--- Begin Provided records ---
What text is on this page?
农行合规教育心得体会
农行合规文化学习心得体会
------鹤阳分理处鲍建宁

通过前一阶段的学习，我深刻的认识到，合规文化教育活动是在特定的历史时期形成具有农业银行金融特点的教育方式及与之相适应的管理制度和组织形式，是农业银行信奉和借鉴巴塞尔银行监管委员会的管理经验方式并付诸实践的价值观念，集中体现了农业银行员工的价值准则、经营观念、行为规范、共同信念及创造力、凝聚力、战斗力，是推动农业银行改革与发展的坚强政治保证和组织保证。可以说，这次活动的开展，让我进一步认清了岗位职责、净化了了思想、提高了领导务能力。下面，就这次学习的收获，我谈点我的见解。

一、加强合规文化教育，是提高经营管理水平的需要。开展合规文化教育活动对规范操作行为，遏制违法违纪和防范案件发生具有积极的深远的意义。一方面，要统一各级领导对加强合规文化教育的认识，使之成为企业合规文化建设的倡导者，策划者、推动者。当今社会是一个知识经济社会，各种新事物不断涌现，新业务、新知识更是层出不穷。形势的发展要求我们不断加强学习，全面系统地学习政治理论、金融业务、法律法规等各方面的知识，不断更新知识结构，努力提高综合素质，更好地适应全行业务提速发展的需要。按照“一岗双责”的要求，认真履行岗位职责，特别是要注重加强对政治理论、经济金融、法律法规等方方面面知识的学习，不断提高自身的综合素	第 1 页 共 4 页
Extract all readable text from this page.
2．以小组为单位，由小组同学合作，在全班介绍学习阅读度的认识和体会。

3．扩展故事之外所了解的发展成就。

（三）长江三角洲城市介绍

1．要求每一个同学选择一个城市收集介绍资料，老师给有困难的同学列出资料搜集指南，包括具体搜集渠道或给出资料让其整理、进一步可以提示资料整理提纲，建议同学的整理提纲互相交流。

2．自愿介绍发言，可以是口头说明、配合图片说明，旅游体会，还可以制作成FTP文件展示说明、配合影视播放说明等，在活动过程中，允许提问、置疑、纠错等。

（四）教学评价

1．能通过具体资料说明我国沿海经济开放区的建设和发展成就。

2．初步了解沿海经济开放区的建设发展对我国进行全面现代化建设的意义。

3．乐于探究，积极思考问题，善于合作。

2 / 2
--- End Provided records ---
#### Required task
Take the entries above and transcribe them exactly.

#### Solution for this task
What text is on this page?
农行合规教育心得体会
农行合规文化学习心得体会
------鹤阳分理处鲍建宁

通过前一阶段的学习，我深刻的认识到，合规文化教育活动是在特定的历史时期形成具有农业银行金融特点的教育方式及与之相适应的管理制度和组织形式，是农业银行信奉和借鉴巴塞尔银行监管委员会的管理经验方式并付诸实践的价值观念，集中体现了农业银行员工的价值准则、经营观念、行为规范、共同信念及创造力、凝聚力、战斗力，是推动农业银行改革与发展的坚强政治保证和组织保证。可以说，这次活动的开展，让我进一步认清了岗位职责、净化了了思想、提高了领导务能力。下面，就这次学习的收获，我谈点我的见解。

一、加强合规文化教育，是提高经营管理水平的需要。开展合规文化教育活动对规范操作行为，遏制违法违纪和防范案件发生具有积极的深远的意义。一方面，要统一各级领导对加强合规文化教育的认识，使之成为企业合规文化建设的倡导者，策划者、推动者。当今社会是一个知识经济社会，各种新事物不断涌现，新业务、新知识更是层出不穷。形势的发展要求我们不断加强学习，全面系统地学习政治理论、金融业务、法律法规等各方面的知识，不断更新知识结构，努力提高综合素质，更好地适应全行业务提速发展的需要。按照“一岗双责”的要求，认真履行岗位职责，特别是要注重加强对政治理论、经济金融、法律法规等方方面面知识的学习，不断提高自身的综合素	第 1 页 共 4 页
Extract all readable text from this page.
2．以小组为单位，由小组同学合作，在全班介绍学习阅读度的认识和体会。

3．扩展故事之外所了解的发展成就。

（三）长江三角洲城市介绍

1．要求每一个同学选择一个城市收集介绍资料，老师给有困难的同学列出资料搜集指南，包括具体搜集渠道或给出资料让其整理、进一步可以提示资料整理提纲，建议同学的整理提纲互相交流。

2．自愿介绍发言，可以是口头说明、配合图片说明，旅游体会，还可以制作成FTP文件展示说明、配合影视播放说明等，在活动过程中，允许提问、置疑、纠错等。

（四）教学评价

1．能通过具体资料说明我国沿海经济开放区的建设和发展成就。

2．初步了解沿海经济开放区的建设发展对我国进行全面现代化建设的意义。

3．乐于探究，积极思考问题，善于合作。

2 / 2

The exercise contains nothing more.